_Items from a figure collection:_
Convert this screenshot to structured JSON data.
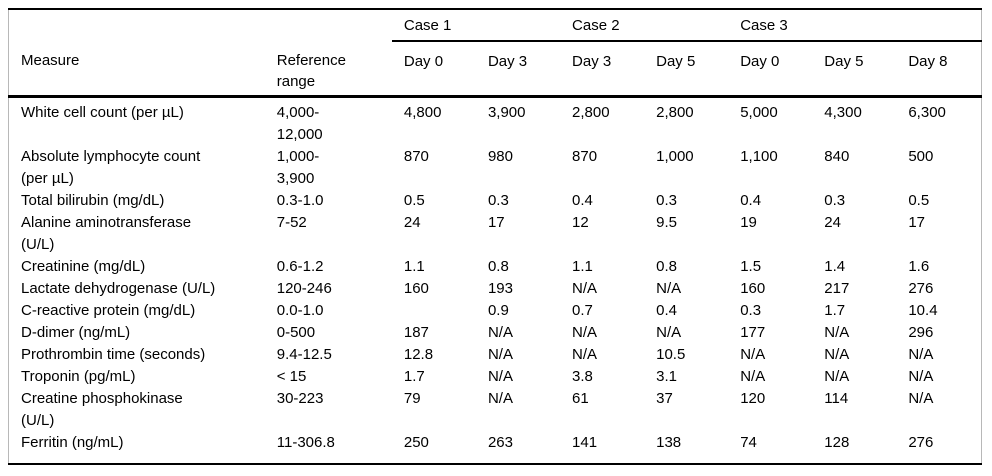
{
  "table": {
    "case_headers": [
      {
        "label": "Case 1",
        "span": 2
      },
      {
        "label": "Case 2",
        "span": 2
      },
      {
        "label": "Case 3",
        "span": 3
      }
    ],
    "column_headers": [
      "Measure",
      "Reference\nrange",
      "Day 0",
      "Day 3",
      "Day 3",
      "Day 5",
      "Day 0",
      "Day 5",
      "Day 8"
    ],
    "rows": [
      {
        "measure": "White cell count (per µL)",
        "reference": "4,000-\n12,000",
        "values": [
          "4,800",
          "3,900",
          "2,800",
          "2,800",
          "5,000",
          "4,300",
          "6,300"
        ]
      },
      {
        "measure": "Absolute lymphocyte count\n(per µL)",
        "reference": "1,000-\n3,900",
        "values": [
          "870",
          "980",
          "870",
          "1,000",
          "1,100",
          "840",
          "500"
        ]
      },
      {
        "measure": "Total bilirubin (mg/dL)",
        "reference": "0.3-1.0",
        "values": [
          "0.5",
          "0.3",
          "0.4",
          "0.3",
          "0.4",
          "0.3",
          "0.5"
        ]
      },
      {
        "measure": "Alanine aminotransferase\n(U/L)",
        "reference": "7-52",
        "values": [
          "24",
          "17",
          "12",
          "9.5",
          "19",
          "24",
          "17"
        ]
      },
      {
        "measure": "Creatinine (mg/dL)",
        "reference": "0.6-1.2",
        "values": [
          "1.1",
          "0.8",
          "1.1",
          "0.8",
          "1.5",
          "1.4",
          "1.6"
        ]
      },
      {
        "measure": "Lactate dehydrogenase (U/L)",
        "reference": "120-246",
        "values": [
          "160",
          "193",
          "N/A",
          "N/A",
          "160",
          "217",
          "276"
        ]
      },
      {
        "measure": "C-reactive protein (mg/dL)",
        "reference": "0.0-1.0",
        "values": [
          "",
          "0.9",
          "0.7",
          "0.4",
          "0.3",
          "1.7",
          "10.4"
        ]
      },
      {
        "measure": "D-dimer (ng/mL)",
        "reference": "0-500",
        "values": [
          "187",
          "N/A",
          "N/A",
          "N/A",
          "177",
          "N/A",
          "296"
        ]
      },
      {
        "measure": "Prothrombin time (seconds)",
        "reference": "9.4-12.5",
        "values": [
          "12.8",
          "N/A",
          "N/A",
          "10.5",
          "N/A",
          "N/A",
          "N/A"
        ]
      },
      {
        "measure": "Troponin (pg/mL)",
        "reference": "< 15",
        "values": [
          "1.7",
          "N/A",
          "3.8",
          "3.1",
          "N/A",
          "N/A",
          "N/A"
        ]
      },
      {
        "measure": "Creatine phosphokinase\n(U/L)",
        "reference": "30-223",
        "values": [
          "79",
          "N/A",
          "61",
          "37",
          "120",
          "114",
          "N/A"
        ]
      },
      {
        "measure": "Ferritin (ng/mL)",
        "reference": "11-306.8",
        "values": [
          "250",
          "263",
          "141",
          "138",
          "74",
          "128",
          "276"
        ]
      }
    ]
  }
}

_TASK PROMPT:_ The answer must restate every entry word for word, with the pictures left out.

_COMPLETED TASK:_
Convert this screenshot to structured JSON data.
{
  "table": {
    "case_headers": [
      {
        "label": "Case 1",
        "span": 2
      },
      {
        "label": "Case 2",
        "span": 2
      },
      {
        "label": "Case 3",
        "span": 3
      }
    ],
    "column_headers": [
      "Measure",
      "Reference\nrange",
      "Day 0",
      "Day 3",
      "Day 3",
      "Day 5",
      "Day 0",
      "Day 5",
      "Day 8"
    ],
    "rows": [
      {
        "measure": "White cell count (per µL)",
        "reference": "4,000-\n12,000",
        "values": [
          "4,800",
          "3,900",
          "2,800",
          "2,800",
          "5,000",
          "4,300",
          "6,300"
        ]
      },
      {
        "measure": "Absolute lymphocyte count\n(per µL)",
        "reference": "1,000-\n3,900",
        "values": [
          "870",
          "980",
          "870",
          "1,000",
          "1,100",
          "840",
          "500"
        ]
      },
      {
        "measure": "Total bilirubin (mg/dL)",
        "reference": "0.3-1.0",
        "values": [
          "0.5",
          "0.3",
          "0.4",
          "0.3",
          "0.4",
          "0.3",
          "0.5"
        ]
      },
      {
        "measure": "Alanine aminotransferase\n(U/L)",
        "reference": "7-52",
        "values": [
          "24",
          "17",
          "12",
          "9.5",
          "19",
          "24",
          "17"
        ]
      },
      {
        "measure": "Creatinine (mg/dL)",
        "reference": "0.6-1.2",
        "values": [
          "1.1",
          "0.8",
          "1.1",
          "0.8",
          "1.5",
          "1.4",
          "1.6"
        ]
      },
      {
        "measure": "Lactate dehydrogenase (U/L)",
        "reference": "120-246",
        "values": [
          "160",
          "193",
          "N/A",
          "N/A",
          "160",
          "217",
          "276"
        ]
      },
      {
        "measure": "C-reactive protein (mg/dL)",
        "reference": "0.0-1.0",
        "values": [
          "",
          "0.9",
          "0.7",
          "0.4",
          "0.3",
          "1.7",
          "10.4"
        ]
      },
      {
        "measure": "D-dimer (ng/mL)",
        "reference": "0-500",
        "values": [
          "187",
          "N/A",
          "N/A",
          "N/A",
          "177",
          "N/A",
          "296"
        ]
      },
      {
        "measure": "Prothrombin time (seconds)",
        "reference": "9.4-12.5",
        "values": [
          "12.8",
          "N/A",
          "N/A",
          "10.5",
          "N/A",
          "N/A",
          "N/A"
        ]
      },
      {
        "measure": "Troponin (pg/mL)",
        "reference": "< 15",
        "values": [
          "1.7",
          "N/A",
          "3.8",
          "3.1",
          "N/A",
          "N/A",
          "N/A"
        ]
      },
      {
        "measure": "Creatine phosphokinase\n(U/L)",
        "reference": "30-223",
        "values": [
          "79",
          "N/A",
          "61",
          "37",
          "120",
          "114",
          "N/A"
        ]
      },
      {
        "measure": "Ferritin (ng/mL)",
        "reference": "11-306.8",
        "values": [
          "250",
          "263",
          "141",
          "138",
          "74",
          "128",
          "276"
        ]
      }
    ]
  }
}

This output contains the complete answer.